(begin)

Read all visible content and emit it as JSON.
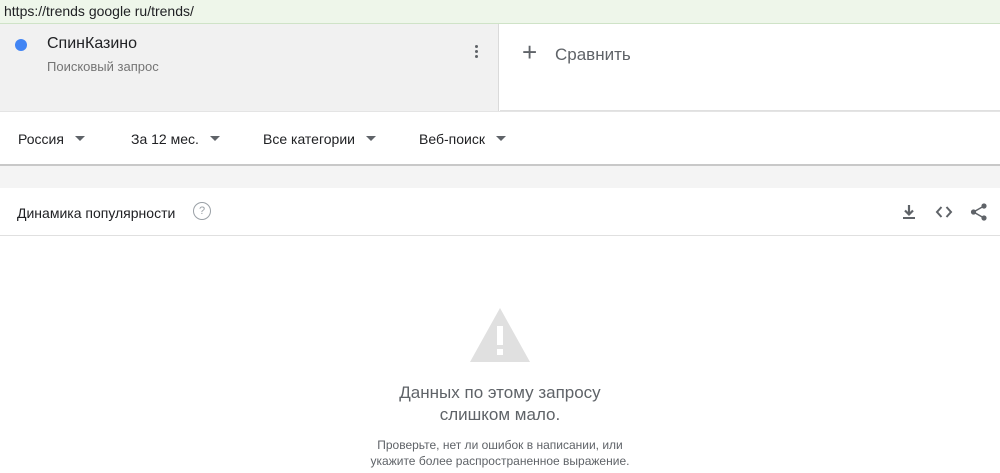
{
  "browser": {
    "url": "https://trends google ru/trends/"
  },
  "term": {
    "name": "СпинКазино",
    "subtitle": "Поисковый запрос",
    "color": "#4285f4"
  },
  "compare": {
    "label": "Сравнить"
  },
  "filters": [
    {
      "label": "Россия"
    },
    {
      "label": "За 12 мес."
    },
    {
      "label": "Все категории"
    },
    {
      "label": "Веб-поиск"
    }
  ],
  "panel": {
    "title": "Динамика популярности",
    "help": "?",
    "tools": [
      "download-icon",
      "embed-code-icon",
      "share-icon"
    ]
  },
  "empty_state": {
    "line1": "Данных по этому запросу",
    "line2": "слишком мало.",
    "hint1": "Проверьте, нет ли ошибок в написании, или",
    "hint2": "укажите более распространенное выражение."
  }
}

(end)

**REQUEST**. Transcribe the records above exactly, leaving out every picture.

**TASK RESULT**.
Read all visible content and emit it as JSON.
{
  "browser": {
    "url": "https://trends google ru/trends/"
  },
  "term": {
    "name": "СпинКазино",
    "subtitle": "Поисковый запрос",
    "color": "#4285f4"
  },
  "compare": {
    "label": "Сравнить"
  },
  "filters": [
    {
      "label": "Россия"
    },
    {
      "label": "За 12 мес."
    },
    {
      "label": "Все категории"
    },
    {
      "label": "Веб-поиск"
    }
  ],
  "panel": {
    "title": "Динамика популярности",
    "help": "?",
    "tools": [
      "download-icon",
      "embed-code-icon",
      "share-icon"
    ]
  },
  "empty_state": {
    "line1": "Данных по этому запросу",
    "line2": "слишком мало.",
    "hint1": "Проверьте, нет ли ошибок в написании, или",
    "hint2": "укажите более распространенное выражение."
  }
}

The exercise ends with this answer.